◆ **Given task**
Copy out all lines of the records in which the word "value" appears.

--- BEGIN Exercise inputs ---

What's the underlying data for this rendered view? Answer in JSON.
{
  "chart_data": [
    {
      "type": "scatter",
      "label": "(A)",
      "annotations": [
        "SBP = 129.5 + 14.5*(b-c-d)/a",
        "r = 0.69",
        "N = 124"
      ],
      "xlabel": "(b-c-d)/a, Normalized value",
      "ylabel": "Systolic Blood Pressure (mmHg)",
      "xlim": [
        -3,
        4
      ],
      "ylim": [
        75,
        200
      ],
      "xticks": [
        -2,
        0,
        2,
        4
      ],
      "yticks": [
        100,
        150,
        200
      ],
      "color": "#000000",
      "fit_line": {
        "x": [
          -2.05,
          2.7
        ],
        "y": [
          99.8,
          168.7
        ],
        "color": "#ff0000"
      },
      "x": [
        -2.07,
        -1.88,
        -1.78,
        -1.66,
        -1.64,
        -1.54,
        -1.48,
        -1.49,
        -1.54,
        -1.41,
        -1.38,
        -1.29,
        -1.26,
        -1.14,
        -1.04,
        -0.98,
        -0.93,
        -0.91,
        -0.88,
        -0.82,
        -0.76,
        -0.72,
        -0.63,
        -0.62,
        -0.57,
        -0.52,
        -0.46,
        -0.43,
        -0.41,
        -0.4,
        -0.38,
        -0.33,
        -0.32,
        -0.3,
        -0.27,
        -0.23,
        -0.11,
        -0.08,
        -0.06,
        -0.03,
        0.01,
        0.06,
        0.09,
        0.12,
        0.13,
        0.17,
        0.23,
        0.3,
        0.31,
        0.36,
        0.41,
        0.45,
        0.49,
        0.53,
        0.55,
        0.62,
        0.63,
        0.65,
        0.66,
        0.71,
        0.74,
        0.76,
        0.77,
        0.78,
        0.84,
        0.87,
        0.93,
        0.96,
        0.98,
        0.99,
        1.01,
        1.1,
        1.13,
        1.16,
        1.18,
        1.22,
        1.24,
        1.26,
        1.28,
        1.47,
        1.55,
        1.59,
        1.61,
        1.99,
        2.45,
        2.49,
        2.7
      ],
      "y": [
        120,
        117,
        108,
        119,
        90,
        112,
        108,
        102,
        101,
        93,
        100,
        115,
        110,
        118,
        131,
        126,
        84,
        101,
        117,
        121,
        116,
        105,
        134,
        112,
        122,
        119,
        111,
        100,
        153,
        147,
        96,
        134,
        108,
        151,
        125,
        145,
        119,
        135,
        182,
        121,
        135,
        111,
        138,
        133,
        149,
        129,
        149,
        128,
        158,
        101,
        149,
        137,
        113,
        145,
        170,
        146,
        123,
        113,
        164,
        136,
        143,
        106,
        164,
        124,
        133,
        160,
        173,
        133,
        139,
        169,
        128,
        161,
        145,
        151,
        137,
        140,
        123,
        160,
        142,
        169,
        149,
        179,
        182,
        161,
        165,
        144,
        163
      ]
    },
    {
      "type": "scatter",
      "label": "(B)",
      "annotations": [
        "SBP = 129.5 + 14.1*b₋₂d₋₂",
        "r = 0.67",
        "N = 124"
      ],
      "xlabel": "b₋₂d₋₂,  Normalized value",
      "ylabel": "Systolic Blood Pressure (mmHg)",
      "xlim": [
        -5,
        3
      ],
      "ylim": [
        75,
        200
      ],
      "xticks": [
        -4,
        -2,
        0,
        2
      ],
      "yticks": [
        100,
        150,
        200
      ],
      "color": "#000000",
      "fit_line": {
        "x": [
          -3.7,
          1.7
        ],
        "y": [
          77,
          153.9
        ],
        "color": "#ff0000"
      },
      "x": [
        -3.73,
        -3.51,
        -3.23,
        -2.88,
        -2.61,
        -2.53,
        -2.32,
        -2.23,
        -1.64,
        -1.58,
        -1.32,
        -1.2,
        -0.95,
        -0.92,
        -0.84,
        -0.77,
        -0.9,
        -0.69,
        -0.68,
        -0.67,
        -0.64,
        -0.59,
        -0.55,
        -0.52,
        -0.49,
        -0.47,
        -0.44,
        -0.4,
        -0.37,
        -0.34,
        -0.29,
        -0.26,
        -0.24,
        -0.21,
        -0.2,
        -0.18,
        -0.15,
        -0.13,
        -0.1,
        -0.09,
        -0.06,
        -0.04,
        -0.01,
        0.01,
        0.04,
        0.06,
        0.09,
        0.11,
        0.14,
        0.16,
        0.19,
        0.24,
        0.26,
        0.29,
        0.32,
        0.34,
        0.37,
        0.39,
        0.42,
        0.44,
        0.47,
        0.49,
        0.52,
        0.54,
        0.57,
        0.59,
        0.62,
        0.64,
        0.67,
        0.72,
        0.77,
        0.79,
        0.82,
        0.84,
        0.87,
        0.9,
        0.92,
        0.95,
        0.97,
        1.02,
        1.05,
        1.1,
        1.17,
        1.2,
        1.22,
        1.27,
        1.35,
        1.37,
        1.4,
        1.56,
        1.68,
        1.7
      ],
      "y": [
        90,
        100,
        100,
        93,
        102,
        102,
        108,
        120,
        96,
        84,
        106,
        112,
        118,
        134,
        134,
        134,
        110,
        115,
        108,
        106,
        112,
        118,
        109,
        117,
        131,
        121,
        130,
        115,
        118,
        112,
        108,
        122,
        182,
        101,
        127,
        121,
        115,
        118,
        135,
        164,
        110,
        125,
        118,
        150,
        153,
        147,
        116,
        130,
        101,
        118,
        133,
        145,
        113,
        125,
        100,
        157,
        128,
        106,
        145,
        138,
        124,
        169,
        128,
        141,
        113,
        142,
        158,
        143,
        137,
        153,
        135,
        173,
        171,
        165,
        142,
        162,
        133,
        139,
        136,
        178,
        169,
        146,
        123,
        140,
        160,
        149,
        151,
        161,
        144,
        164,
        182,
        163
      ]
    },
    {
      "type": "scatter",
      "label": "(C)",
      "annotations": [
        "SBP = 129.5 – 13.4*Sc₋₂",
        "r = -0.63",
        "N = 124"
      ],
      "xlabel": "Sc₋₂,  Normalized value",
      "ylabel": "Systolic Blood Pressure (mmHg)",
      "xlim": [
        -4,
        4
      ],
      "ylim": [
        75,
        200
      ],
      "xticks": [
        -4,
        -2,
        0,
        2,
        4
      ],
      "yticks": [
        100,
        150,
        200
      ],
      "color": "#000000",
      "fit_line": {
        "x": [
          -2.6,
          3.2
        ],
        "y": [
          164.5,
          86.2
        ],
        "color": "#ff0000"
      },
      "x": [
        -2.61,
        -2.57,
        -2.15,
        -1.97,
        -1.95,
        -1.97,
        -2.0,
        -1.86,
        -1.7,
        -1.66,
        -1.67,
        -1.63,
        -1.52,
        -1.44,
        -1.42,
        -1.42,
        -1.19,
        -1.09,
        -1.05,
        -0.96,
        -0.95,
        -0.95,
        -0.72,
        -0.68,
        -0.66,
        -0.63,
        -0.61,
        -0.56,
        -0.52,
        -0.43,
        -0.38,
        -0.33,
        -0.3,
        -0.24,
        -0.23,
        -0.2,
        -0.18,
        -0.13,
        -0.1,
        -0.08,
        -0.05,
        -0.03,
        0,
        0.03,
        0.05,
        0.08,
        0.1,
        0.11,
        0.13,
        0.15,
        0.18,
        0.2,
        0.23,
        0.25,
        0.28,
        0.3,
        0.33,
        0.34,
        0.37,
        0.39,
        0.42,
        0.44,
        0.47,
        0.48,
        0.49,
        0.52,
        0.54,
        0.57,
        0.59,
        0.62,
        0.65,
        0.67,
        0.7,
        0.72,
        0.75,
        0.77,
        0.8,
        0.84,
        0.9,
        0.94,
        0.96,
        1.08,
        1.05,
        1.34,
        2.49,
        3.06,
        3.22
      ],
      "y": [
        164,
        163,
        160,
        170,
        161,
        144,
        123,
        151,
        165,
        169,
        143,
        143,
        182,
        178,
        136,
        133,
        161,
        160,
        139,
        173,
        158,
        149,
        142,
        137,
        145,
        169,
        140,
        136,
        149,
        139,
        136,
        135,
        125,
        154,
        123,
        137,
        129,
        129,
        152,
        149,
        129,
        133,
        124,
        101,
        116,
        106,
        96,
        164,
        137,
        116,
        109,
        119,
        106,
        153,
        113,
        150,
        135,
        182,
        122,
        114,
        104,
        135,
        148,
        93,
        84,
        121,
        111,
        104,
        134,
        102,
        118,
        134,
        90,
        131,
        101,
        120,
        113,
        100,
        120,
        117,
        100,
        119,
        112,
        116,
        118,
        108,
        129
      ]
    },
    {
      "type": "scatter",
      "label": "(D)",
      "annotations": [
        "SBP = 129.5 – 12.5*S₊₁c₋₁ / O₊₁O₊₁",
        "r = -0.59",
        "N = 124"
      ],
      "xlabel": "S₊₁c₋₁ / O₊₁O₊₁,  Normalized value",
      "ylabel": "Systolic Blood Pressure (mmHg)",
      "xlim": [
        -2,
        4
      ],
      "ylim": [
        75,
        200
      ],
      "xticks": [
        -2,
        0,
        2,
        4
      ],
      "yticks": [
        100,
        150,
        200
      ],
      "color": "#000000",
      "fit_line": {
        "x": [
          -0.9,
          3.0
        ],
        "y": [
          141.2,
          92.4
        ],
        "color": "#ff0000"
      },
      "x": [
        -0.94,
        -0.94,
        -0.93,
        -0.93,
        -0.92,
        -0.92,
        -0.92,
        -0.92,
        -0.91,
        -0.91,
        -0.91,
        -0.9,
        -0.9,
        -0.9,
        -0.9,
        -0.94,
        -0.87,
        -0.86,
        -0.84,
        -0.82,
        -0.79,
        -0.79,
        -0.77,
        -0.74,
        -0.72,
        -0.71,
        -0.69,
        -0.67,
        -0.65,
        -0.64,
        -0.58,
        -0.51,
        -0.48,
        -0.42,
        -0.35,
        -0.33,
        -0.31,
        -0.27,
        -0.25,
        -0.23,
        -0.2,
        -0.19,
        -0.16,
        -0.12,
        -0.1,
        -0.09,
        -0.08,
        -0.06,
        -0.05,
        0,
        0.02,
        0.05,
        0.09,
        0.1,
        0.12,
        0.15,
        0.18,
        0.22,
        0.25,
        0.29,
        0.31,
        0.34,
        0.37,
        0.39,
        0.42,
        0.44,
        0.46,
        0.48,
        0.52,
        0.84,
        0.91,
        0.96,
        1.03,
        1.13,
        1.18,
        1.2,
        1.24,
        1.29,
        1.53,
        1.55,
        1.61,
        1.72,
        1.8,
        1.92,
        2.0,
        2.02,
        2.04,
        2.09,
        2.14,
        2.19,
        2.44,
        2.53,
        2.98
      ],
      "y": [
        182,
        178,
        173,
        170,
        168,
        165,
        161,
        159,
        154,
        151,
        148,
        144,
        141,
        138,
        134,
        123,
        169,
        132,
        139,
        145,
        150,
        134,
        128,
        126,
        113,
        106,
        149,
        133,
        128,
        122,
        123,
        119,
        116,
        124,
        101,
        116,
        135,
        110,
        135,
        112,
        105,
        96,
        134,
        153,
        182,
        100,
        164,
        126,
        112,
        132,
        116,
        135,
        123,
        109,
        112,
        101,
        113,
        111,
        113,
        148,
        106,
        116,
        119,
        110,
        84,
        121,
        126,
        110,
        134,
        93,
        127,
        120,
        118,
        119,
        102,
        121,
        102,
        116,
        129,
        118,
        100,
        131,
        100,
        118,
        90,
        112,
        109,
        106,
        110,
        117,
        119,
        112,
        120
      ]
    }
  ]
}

--- END Exercise inputs ---

◆ **Exercise result**
      "xlabel": "(b-c-d)/a, Normalized value",
      "xlabel": "b₋₂d₋₂,  Normalized value",
      "xlabel": "Sc₋₂,  Normalized value",
      "xlabel": "S₊₁c₋₁ / O₊₁O₊₁,  Normalized value",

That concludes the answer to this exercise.